- SHORT PROBLEM: For each line below that includes the word "после", make a copy.

- RECORDS FOR THE TASK:

++++++

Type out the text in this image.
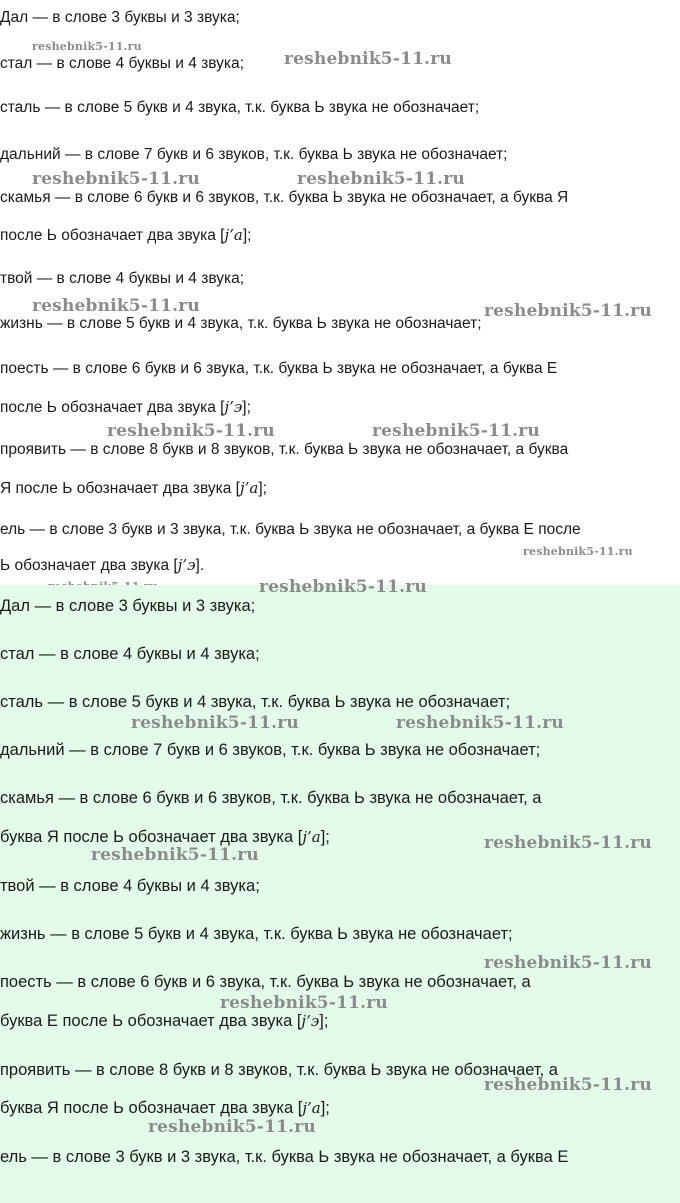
Дал — в слове 3 буквы и 3 звука;
стал — в слове 4 буквы и 4 звука;
сталь — в слове 5 букв и 4 звука, т.к. буква Ь звука не обозначает;
дальний — в слове 7 букв и 6 звуков, т.к. буква Ь звука не обозначает;
скамья — в слове 6 букв и 6 звуков, т.к. буква Ь звука не обозначает, а буква Я
после Ь обозначает два звука [j’a];
твой — в слове 4 буквы и 4 звука;
жизнь — в слове 5 букв и 4 звука, т.к. буква Ь звука не обозначает;
поесть — в слове 6 букв и 6 звука, т.к. буква Ь звука не обозначает, а буква Е
после Ь обозначает два звука [j’э];
проявить — в слове 8 букв и 8 звуков, т.к. буква Ь звука не обозначает, а буква
Я после Ь обозначает два звука [j’a];
ель — в слове 3 букв и 3 звука, т.к. буква Ь звука не обозначает, а буква Е после
Ь обозначает два звука [j’э].
reshebnik5-11.ru
reshebnik5-11.ru
reshebnik5-11.ru	reshebnik5-11.ru
reshebnik5-11.ru	reshebnik5-11.ru
reshebnik5-11.ru	reshebnik5-11.ru
reshebnik5-11.ru
Дал — в слове 3 буквы и 3 звука;
стал — в слове 4 буквы и 4 звука;
сталь — в слове 5 букв и 4 звука, т.к. буква Ь звука не обозначает;
дальний — в слове 7 букв и 6 звуков, т.к. буква Ь звука не обозначает;
скамья — в слове 6 букв и 6 звуков, т.к. буква Ь звука не обозначает, а
буква Я после Ь обозначает два звука [j’a];
твой — в слове 4 буквы и 4 звука;
жизнь — в слове 5 букв и 4 звука, т.к. буква Ь звука не обозначает;
поесть — в слове 6 букв и 6 звука, т.к. буква Ь звука не обозначает, а
буква Е после Ь обозначает два звука [j’э];
проявить — в слове 8 букв и 8 звуков, т.к. буква Ь звука не обозначает, а
буква Я после Ь обозначает два звука [j’a];
ель — в слове 3 букв и 3 звука, т.к. буква Ь звука не обозначает, а буква Е
reshebnik5-11.ru
reshebnik5-11.ru	reshebnik5-11.ru
reshebnik5-11.ru
reshebnik5-11.ru
reshebnik5-11.ru
reshebnik5-11.ru
reshebnik5-11.ru
reshebnik5-11.ru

++++++

- SOLUTION TO THIS TASK:
после Ь обозначает два звука [j’a];
после Ь обозначает два звука [j’э];
Я после Ь обозначает два звука [j’a];
ель — в слове 3 букв и 3 звука, т.к. буква Ь звука не обозначает, а буква Е после
буква Я после Ь обозначает два звука [j’a];
буква Е после Ь обозначает два звука [j’э];
буква Я после Ь обозначает два звука [j’a];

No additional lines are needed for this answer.